**Текст для разбора**
==================================================

Выбрать главу

Днём позже в её версальский отель привезли свежую прессу с сообщениями о том, что Есенин успел наговорить на парижском перроне и в берлинском отеле.

Прочитав признание Есенина, что он женился на ней только ради денег, Дункан опешила.

Однако даже на эти хамские заявления окончательная её реакция была тоже не столько женской, сколь материнской: спустя час Дункан направила Кусикову телеграмму, где отчеканила:

«Необходимо, чтобы Есенин написал в „Chicago Tribune“ опровержение интервью, где говорится, что он никогда не любил меня, а оставался со мной из-за моего общественного положения, — такая статья показывает его в плохом свете».

Как будто для Есенина имела теперь хоть какое-то значение его репутация за пределами России — будь то Париж, Берлин или все Соединённые Штаты вместе взятые, включая район Бронкс.

В интервью, данном вечером того же дня, Айседора опровергла информацию, что Есенин украл у неё деньги: этот падший ангел только и делает, что наговаривает на себя.

==================================================

**Исходные записи**

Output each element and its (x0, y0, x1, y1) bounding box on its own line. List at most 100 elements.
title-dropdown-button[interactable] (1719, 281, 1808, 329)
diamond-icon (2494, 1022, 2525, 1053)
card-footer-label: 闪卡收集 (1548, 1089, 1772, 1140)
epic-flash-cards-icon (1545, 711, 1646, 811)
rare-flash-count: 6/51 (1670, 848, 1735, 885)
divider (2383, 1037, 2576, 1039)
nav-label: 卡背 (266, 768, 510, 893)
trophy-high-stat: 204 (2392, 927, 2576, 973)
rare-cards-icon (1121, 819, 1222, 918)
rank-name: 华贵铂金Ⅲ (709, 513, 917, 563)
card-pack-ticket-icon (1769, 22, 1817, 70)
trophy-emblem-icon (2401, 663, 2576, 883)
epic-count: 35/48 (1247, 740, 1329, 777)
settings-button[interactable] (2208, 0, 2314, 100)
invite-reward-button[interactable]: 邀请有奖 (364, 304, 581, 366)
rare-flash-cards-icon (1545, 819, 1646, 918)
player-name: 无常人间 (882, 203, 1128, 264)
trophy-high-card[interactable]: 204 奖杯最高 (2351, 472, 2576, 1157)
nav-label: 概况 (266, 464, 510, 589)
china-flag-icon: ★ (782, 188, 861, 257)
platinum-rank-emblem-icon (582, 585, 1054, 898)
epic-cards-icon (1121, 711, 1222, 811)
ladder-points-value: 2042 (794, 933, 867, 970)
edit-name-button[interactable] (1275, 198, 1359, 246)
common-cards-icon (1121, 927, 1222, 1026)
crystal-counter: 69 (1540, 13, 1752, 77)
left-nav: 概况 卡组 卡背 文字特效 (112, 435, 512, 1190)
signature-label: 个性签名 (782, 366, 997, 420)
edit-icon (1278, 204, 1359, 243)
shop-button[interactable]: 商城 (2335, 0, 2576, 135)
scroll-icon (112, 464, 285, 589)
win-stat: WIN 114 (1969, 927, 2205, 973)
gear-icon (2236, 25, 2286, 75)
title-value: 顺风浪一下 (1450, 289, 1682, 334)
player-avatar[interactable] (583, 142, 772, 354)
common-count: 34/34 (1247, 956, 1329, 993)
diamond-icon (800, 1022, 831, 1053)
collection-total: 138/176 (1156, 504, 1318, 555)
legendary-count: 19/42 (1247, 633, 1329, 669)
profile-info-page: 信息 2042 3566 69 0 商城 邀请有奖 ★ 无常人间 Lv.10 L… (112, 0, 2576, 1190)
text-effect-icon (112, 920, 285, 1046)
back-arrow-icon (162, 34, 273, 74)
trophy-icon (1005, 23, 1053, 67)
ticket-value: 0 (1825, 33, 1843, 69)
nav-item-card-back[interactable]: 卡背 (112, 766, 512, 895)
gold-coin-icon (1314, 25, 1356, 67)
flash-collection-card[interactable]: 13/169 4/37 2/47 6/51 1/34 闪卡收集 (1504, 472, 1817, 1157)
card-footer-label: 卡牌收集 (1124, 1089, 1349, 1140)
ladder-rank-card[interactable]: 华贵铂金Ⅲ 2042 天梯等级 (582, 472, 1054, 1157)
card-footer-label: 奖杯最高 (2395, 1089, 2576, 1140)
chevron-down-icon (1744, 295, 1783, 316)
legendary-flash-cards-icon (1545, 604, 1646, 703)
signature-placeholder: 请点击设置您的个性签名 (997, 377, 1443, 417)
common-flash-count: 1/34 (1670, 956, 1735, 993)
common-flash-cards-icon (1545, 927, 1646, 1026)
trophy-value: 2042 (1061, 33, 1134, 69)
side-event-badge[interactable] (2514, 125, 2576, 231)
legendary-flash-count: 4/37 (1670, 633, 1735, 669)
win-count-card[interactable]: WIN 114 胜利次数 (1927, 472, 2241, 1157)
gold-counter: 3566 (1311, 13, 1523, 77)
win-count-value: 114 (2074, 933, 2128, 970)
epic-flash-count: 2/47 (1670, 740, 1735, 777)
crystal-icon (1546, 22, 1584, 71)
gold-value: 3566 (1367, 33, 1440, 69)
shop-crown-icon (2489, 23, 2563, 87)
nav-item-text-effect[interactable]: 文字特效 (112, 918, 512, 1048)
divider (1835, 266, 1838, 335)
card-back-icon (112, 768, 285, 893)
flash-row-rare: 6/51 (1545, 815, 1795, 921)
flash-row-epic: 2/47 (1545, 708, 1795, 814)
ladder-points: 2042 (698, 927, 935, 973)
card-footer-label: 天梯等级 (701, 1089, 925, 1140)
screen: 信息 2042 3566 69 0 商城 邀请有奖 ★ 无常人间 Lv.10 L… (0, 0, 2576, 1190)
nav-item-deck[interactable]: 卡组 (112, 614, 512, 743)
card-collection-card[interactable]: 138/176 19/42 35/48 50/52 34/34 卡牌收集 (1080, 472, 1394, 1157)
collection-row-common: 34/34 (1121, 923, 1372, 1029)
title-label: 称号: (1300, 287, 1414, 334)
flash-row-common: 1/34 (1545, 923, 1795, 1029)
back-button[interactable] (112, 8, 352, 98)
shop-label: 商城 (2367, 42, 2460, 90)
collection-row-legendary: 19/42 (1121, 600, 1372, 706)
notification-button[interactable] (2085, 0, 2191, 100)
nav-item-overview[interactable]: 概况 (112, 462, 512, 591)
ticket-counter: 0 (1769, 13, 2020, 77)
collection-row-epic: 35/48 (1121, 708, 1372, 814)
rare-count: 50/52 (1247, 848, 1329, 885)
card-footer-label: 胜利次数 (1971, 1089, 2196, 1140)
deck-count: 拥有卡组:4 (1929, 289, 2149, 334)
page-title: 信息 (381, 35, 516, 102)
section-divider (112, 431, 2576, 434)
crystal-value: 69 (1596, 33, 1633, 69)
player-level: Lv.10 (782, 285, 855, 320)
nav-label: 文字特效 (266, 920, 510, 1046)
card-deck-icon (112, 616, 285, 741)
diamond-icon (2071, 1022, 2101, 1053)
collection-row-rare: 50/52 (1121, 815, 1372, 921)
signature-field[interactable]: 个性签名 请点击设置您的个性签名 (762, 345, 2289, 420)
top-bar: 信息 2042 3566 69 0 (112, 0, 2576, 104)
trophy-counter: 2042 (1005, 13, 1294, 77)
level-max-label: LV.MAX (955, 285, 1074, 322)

==================================================

**Что сделать**
Переведите на английский это предложение из текста для разбора: «Прочитав признание Есенина, что он женился на ней только ради денег, Дункан опешила».

**Ответ**
After reading Yesenin's admission that he had married her only for the money, Duncan was taken aback.